• _Exercise aim_
Print all of the lines exactly. Any picture among them stays out.

## begin Given data

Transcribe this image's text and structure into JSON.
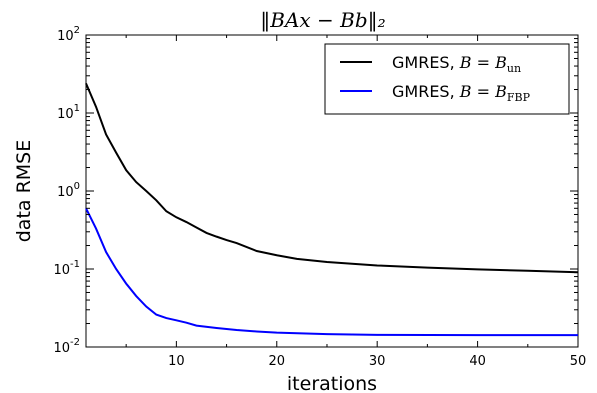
{
  "chart_data": {
    "type": "line",
    "title": "‖BAx − Bb‖₂",
    "xlabel": "iterations",
    "ylabel": "data RMSE",
    "xlim": [
      1,
      50
    ],
    "ylim": [
      0.01,
      100
    ],
    "yscale": "log",
    "grid": false,
    "legend_position": "top-right",
    "x_ticks": [
      10,
      20,
      30,
      40,
      50
    ],
    "y_ticks": [
      {
        "value": 0.01,
        "base": "10",
        "exp": "-2"
      },
      {
        "value": 0.1,
        "base": "10",
        "exp": "-1"
      },
      {
        "value": 1,
        "base": "10",
        "exp": "0"
      },
      {
        "value": 10,
        "base": "10",
        "exp": "1"
      },
      {
        "value": 100,
        "base": "10",
        "exp": "2"
      }
    ],
    "series": [
      {
        "name": "GMRES, B = B_un",
        "legend_prefix": "GMRES,",
        "legend_math": "B = B",
        "legend_sub": "un",
        "color": "#000000",
        "x": [
          1,
          2,
          3,
          4,
          5,
          6,
          7,
          8,
          9,
          10,
          11,
          12,
          13,
          14,
          15,
          16,
          18,
          20,
          22,
          25,
          30,
          35,
          40,
          45,
          50
        ],
        "y": [
          24,
          12,
          5.3,
          3.1,
          1.85,
          1.3,
          1.0,
          0.76,
          0.55,
          0.46,
          0.4,
          0.34,
          0.29,
          0.26,
          0.235,
          0.215,
          0.17,
          0.15,
          0.135,
          0.123,
          0.111,
          0.104,
          0.099,
          0.095,
          0.091
        ]
      },
      {
        "name": "GMRES, B = B_FBP",
        "legend_prefix": "GMRES,",
        "legend_math": "B = B",
        "legend_sub": "FBP",
        "color": "#0000ff",
        "x": [
          1,
          2,
          3,
          4,
          5,
          6,
          7,
          8,
          9,
          10,
          11,
          12,
          14,
          16,
          18,
          20,
          25,
          30,
          40,
          50
        ],
        "y": [
          0.6,
          0.33,
          0.165,
          0.1,
          0.065,
          0.045,
          0.033,
          0.026,
          0.0235,
          0.022,
          0.0205,
          0.0188,
          0.0175,
          0.0165,
          0.0158,
          0.0153,
          0.0146,
          0.0143,
          0.0142,
          0.0142
        ]
      }
    ]
  }
}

## end Given data

• _Task output_
Transcribe this image's text and structure into JSON.
{
  "chart_data": {
    "type": "line",
    "title": "‖BAx − Bb‖₂",
    "xlabel": "iterations",
    "ylabel": "data RMSE",
    "xlim": [
      1,
      50
    ],
    "ylim": [
      0.01,
      100
    ],
    "yscale": "log",
    "grid": false,
    "legend_position": "top-right",
    "x_ticks": [
      10,
      20,
      30,
      40,
      50
    ],
    "y_ticks": [
      {
        "value": 0.01,
        "base": "10",
        "exp": "-2"
      },
      {
        "value": 0.1,
        "base": "10",
        "exp": "-1"
      },
      {
        "value": 1,
        "base": "10",
        "exp": "0"
      },
      {
        "value": 10,
        "base": "10",
        "exp": "1"
      },
      {
        "value": 100,
        "base": "10",
        "exp": "2"
      }
    ],
    "series": [
      {
        "name": "GMRES, B = B_un",
        "legend_prefix": "GMRES,",
        "legend_math": "B = B",
        "legend_sub": "un",
        "color": "#000000",
        "x": [
          1,
          2,
          3,
          4,
          5,
          6,
          7,
          8,
          9,
          10,
          11,
          12,
          13,
          14,
          15,
          16,
          18,
          20,
          22,
          25,
          30,
          35,
          40,
          45,
          50
        ],
        "y": [
          24,
          12,
          5.3,
          3.1,
          1.85,
          1.3,
          1.0,
          0.76,
          0.55,
          0.46,
          0.4,
          0.34,
          0.29,
          0.26,
          0.235,
          0.215,
          0.17,
          0.15,
          0.135,
          0.123,
          0.111,
          0.104,
          0.099,
          0.095,
          0.091
        ]
      },
      {
        "name": "GMRES, B = B_FBP",
        "legend_prefix": "GMRES,",
        "legend_math": "B = B",
        "legend_sub": "FBP",
        "color": "#0000ff",
        "x": [
          1,
          2,
          3,
          4,
          5,
          6,
          7,
          8,
          9,
          10,
          11,
          12,
          14,
          16,
          18,
          20,
          25,
          30,
          40,
          50
        ],
        "y": [
          0.6,
          0.33,
          0.165,
          0.1,
          0.065,
          0.045,
          0.033,
          0.026,
          0.0235,
          0.022,
          0.0205,
          0.0188,
          0.0175,
          0.0165,
          0.0158,
          0.0153,
          0.0146,
          0.0143,
          0.0142,
          0.0142
        ]
      }
    ]
  }
}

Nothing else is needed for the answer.